**Aim of the task:** Give the number of lines in this listing that contain the word "screenshot", and nothing else.

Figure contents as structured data
***
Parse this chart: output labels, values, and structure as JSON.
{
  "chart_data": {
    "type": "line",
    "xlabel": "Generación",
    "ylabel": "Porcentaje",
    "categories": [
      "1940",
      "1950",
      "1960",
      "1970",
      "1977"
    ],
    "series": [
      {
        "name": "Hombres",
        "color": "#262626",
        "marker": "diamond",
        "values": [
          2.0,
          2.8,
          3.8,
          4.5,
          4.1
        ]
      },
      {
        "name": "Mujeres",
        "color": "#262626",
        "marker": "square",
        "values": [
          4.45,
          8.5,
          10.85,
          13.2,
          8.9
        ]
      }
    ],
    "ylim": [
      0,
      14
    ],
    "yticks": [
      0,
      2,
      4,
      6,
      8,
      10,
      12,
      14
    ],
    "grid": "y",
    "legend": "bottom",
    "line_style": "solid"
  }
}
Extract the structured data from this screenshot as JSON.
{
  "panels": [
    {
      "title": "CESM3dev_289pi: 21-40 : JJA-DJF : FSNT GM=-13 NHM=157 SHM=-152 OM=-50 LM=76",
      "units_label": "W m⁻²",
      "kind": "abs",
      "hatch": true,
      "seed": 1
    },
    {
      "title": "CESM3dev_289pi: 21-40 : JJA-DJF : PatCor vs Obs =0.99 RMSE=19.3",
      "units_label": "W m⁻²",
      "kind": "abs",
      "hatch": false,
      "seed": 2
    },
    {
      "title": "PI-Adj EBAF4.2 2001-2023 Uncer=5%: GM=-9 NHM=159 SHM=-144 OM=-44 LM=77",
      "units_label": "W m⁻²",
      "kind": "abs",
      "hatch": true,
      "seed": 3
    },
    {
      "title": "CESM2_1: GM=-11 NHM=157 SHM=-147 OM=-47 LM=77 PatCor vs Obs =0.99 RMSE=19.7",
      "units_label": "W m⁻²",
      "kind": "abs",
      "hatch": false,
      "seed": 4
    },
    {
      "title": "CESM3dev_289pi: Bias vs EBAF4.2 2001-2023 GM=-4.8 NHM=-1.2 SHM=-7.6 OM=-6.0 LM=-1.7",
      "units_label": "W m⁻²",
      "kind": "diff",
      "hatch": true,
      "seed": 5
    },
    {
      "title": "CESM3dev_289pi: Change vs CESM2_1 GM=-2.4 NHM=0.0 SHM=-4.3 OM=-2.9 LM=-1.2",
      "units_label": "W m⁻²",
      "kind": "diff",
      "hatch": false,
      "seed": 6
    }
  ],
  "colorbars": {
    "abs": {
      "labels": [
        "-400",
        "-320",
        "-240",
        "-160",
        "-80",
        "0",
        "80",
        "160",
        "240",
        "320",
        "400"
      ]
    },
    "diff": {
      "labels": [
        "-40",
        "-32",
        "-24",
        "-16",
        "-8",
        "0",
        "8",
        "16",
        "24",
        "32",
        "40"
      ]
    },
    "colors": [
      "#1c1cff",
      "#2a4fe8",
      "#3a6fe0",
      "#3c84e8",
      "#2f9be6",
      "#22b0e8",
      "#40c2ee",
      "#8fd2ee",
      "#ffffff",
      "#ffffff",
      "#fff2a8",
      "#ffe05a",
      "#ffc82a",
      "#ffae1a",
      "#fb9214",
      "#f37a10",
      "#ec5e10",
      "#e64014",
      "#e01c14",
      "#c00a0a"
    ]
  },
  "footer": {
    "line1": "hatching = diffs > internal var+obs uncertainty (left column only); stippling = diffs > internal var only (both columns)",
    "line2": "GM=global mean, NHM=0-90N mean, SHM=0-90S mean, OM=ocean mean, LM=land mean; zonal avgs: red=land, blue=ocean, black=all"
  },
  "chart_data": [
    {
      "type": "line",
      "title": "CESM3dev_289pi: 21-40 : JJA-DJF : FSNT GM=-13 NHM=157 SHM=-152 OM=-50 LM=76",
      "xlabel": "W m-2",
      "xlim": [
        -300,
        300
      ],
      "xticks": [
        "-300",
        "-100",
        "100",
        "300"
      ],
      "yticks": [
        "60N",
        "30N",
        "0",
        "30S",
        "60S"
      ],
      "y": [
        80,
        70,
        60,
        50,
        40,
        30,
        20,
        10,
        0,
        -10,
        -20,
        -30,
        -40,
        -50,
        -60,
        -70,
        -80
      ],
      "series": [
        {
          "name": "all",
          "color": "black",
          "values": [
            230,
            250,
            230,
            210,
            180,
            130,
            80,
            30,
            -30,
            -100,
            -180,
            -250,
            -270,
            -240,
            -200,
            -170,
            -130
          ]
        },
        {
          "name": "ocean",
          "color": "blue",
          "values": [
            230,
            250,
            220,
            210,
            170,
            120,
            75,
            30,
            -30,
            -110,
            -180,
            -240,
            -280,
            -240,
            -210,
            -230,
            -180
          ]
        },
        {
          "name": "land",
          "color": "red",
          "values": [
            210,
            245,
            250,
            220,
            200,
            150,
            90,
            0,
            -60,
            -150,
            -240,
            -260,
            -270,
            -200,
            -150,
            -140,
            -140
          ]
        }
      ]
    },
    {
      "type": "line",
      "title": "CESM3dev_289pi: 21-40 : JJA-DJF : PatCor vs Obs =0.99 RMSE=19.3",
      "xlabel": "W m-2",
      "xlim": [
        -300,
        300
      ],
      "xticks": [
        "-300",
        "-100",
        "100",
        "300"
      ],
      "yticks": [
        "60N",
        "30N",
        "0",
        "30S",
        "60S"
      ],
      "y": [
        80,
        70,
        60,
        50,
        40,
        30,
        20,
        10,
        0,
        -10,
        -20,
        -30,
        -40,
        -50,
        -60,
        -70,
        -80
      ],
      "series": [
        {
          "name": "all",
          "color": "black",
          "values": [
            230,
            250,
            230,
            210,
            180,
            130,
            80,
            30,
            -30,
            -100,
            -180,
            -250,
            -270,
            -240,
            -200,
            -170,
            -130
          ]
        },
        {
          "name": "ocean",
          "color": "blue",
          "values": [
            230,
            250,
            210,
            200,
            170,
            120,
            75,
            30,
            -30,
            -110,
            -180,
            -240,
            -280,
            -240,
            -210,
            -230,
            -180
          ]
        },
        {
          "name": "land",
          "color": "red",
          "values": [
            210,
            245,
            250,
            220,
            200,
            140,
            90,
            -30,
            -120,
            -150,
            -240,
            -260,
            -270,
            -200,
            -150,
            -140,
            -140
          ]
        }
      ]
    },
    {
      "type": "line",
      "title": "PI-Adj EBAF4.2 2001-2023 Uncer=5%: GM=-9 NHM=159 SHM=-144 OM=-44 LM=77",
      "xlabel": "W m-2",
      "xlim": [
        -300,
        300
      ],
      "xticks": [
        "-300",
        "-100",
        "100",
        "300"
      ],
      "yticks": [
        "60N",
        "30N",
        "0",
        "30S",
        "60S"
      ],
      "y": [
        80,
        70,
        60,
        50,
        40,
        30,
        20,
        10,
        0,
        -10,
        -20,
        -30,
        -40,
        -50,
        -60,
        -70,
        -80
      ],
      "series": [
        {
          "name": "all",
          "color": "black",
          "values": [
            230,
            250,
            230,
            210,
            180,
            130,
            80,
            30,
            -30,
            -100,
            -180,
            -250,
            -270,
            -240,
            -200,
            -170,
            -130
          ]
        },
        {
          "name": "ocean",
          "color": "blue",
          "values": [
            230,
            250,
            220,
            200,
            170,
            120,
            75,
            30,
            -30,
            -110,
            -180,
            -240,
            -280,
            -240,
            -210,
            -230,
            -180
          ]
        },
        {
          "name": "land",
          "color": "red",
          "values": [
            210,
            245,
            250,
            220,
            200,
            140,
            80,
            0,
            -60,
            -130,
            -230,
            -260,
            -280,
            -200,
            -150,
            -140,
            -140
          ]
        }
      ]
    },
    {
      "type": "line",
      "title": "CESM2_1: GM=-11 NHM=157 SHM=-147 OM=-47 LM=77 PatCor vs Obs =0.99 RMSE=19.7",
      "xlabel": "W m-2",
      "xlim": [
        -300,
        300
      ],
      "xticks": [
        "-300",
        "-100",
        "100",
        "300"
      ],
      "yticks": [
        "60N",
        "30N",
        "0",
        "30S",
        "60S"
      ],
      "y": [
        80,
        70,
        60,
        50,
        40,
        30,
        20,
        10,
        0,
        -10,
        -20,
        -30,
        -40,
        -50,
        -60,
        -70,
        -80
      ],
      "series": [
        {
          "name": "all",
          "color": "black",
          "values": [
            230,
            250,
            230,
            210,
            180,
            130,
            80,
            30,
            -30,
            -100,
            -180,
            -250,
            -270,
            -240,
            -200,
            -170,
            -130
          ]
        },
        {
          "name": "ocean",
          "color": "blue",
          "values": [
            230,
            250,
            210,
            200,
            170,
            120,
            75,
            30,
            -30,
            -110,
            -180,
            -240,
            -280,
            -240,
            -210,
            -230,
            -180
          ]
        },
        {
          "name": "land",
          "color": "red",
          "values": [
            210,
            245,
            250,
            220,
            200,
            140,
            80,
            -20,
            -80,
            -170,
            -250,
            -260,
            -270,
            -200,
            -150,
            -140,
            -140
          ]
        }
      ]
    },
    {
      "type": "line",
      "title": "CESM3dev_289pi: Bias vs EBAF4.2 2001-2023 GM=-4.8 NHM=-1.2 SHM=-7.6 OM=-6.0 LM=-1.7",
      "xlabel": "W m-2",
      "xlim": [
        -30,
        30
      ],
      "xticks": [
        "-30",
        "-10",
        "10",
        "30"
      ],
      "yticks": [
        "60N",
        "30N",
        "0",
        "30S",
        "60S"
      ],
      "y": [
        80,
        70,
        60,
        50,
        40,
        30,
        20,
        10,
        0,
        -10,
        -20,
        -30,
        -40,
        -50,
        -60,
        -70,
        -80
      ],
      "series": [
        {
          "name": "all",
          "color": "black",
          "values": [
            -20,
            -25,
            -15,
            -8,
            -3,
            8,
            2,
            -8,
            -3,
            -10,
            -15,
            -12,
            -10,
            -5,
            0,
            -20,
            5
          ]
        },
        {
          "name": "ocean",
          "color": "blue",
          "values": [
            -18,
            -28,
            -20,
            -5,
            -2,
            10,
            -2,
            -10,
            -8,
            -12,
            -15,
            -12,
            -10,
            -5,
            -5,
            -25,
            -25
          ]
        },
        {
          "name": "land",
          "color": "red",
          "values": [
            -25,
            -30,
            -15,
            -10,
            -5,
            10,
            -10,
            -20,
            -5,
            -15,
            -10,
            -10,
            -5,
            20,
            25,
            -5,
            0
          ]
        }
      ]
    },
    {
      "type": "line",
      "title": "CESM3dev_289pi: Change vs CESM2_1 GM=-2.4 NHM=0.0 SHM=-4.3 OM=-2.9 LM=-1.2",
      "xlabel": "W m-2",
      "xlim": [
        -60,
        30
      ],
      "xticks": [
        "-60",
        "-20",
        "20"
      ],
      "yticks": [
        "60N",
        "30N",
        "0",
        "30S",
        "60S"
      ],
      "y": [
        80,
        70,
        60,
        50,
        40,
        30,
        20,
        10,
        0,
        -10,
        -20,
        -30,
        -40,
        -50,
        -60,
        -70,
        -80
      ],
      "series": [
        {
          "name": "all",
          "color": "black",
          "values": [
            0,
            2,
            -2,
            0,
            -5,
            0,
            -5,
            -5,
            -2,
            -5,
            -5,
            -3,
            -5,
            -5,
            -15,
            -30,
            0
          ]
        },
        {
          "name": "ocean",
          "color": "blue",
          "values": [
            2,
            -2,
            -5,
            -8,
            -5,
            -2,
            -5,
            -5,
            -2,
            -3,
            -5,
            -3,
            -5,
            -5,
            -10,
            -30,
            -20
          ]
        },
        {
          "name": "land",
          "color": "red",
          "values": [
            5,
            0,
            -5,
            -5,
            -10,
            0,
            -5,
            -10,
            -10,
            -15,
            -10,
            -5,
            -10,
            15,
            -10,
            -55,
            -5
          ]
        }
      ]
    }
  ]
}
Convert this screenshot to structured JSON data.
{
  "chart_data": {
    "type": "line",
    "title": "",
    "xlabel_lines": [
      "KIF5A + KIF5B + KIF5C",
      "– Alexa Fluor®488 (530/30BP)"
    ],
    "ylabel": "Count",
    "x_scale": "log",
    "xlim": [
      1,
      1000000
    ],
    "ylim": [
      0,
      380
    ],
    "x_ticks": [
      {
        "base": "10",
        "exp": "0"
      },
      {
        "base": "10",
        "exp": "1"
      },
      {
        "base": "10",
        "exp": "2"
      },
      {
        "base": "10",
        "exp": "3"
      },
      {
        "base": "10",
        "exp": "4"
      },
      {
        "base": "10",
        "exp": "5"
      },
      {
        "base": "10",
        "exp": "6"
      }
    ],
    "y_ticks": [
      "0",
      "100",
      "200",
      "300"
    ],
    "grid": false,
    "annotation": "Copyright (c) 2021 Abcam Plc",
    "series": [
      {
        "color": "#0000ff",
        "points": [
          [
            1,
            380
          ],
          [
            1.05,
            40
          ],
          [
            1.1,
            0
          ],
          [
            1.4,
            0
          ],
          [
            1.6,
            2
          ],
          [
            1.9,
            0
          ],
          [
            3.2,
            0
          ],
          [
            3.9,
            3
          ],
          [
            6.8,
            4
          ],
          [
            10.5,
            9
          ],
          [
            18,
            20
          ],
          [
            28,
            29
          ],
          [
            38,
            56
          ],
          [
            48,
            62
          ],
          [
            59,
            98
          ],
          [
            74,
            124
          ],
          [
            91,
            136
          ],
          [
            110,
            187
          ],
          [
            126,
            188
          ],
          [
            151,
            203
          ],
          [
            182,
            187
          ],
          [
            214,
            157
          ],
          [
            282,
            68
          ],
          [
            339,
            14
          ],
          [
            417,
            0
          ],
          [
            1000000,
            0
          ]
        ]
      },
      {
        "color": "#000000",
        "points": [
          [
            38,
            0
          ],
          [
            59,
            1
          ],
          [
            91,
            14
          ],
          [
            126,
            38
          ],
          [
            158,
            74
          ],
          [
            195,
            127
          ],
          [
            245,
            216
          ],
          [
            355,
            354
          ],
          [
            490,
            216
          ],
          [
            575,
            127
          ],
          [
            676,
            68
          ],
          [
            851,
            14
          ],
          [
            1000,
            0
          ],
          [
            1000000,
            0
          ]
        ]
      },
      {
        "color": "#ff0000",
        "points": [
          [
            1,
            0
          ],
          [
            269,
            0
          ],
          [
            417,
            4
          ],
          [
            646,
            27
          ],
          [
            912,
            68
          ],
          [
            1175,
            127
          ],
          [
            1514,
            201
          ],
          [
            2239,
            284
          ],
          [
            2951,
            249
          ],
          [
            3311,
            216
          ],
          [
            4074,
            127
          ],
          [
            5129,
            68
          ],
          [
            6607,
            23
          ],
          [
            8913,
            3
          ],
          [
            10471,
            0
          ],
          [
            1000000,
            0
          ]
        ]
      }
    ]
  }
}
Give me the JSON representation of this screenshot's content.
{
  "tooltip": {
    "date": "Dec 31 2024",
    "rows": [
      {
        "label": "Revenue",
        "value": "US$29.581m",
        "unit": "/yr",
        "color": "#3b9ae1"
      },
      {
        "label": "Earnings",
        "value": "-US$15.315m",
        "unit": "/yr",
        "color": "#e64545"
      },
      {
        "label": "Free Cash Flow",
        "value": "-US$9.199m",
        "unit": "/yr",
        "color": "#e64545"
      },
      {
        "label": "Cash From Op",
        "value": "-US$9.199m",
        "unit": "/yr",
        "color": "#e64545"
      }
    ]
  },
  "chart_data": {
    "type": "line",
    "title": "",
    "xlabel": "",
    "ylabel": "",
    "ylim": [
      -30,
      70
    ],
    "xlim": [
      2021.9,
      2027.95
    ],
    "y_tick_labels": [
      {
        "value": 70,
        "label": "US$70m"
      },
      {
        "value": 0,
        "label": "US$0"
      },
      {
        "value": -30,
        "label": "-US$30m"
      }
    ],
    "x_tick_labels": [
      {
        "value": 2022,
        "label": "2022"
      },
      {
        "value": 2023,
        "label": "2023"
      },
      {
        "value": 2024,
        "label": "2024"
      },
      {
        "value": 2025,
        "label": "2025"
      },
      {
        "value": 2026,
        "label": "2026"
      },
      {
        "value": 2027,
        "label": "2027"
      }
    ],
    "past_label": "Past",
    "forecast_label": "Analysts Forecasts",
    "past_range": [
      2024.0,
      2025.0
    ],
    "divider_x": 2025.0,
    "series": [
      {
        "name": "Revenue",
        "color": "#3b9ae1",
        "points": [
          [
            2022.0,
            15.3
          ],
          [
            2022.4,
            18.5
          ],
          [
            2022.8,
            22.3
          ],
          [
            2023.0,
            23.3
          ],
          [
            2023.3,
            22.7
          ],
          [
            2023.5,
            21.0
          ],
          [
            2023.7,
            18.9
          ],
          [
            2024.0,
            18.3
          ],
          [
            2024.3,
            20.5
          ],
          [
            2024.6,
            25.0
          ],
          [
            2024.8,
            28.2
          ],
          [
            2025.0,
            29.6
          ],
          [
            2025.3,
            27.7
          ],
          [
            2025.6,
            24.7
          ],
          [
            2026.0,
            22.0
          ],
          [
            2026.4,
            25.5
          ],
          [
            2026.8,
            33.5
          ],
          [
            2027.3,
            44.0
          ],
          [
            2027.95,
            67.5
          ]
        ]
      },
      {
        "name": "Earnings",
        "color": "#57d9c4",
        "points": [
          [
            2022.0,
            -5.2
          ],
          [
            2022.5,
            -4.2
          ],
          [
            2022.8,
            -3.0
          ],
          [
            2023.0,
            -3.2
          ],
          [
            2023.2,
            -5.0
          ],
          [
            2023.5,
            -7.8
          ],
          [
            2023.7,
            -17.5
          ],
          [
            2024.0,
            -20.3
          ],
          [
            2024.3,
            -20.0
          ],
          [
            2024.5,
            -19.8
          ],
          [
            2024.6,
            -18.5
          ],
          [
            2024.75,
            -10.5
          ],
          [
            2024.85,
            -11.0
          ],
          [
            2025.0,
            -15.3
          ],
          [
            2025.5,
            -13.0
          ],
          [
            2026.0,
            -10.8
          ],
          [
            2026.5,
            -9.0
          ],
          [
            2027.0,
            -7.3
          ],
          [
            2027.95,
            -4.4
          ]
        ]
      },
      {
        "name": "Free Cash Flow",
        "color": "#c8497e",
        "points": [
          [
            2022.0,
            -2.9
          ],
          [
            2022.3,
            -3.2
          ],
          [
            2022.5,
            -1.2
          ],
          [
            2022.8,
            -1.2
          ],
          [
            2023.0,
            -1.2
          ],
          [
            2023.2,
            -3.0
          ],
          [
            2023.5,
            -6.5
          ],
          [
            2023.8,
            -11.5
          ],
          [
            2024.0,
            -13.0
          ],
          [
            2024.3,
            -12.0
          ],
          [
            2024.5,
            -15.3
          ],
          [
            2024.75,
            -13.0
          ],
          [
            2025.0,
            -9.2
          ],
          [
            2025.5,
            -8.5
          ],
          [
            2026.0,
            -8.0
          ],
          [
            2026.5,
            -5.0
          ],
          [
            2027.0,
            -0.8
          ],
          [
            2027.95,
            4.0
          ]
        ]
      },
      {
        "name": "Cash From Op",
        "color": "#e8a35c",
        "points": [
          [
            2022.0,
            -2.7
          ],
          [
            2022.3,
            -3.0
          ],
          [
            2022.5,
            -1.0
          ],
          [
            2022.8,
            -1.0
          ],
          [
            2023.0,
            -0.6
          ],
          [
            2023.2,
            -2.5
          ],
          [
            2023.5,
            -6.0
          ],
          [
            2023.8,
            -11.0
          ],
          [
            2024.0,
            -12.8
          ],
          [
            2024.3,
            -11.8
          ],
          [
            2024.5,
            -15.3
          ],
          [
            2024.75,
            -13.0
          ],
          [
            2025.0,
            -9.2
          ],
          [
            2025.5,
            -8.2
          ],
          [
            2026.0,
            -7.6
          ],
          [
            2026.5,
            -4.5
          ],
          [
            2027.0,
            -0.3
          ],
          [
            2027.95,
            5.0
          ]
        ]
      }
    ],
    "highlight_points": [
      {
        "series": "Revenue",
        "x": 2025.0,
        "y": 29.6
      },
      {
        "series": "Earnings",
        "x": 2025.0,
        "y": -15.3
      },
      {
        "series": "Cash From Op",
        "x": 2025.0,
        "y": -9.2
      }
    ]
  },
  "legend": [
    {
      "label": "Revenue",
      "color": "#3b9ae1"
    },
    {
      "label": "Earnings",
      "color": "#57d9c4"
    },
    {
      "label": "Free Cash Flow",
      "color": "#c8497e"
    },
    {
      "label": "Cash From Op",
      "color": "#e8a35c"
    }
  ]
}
***
**The solution:** 3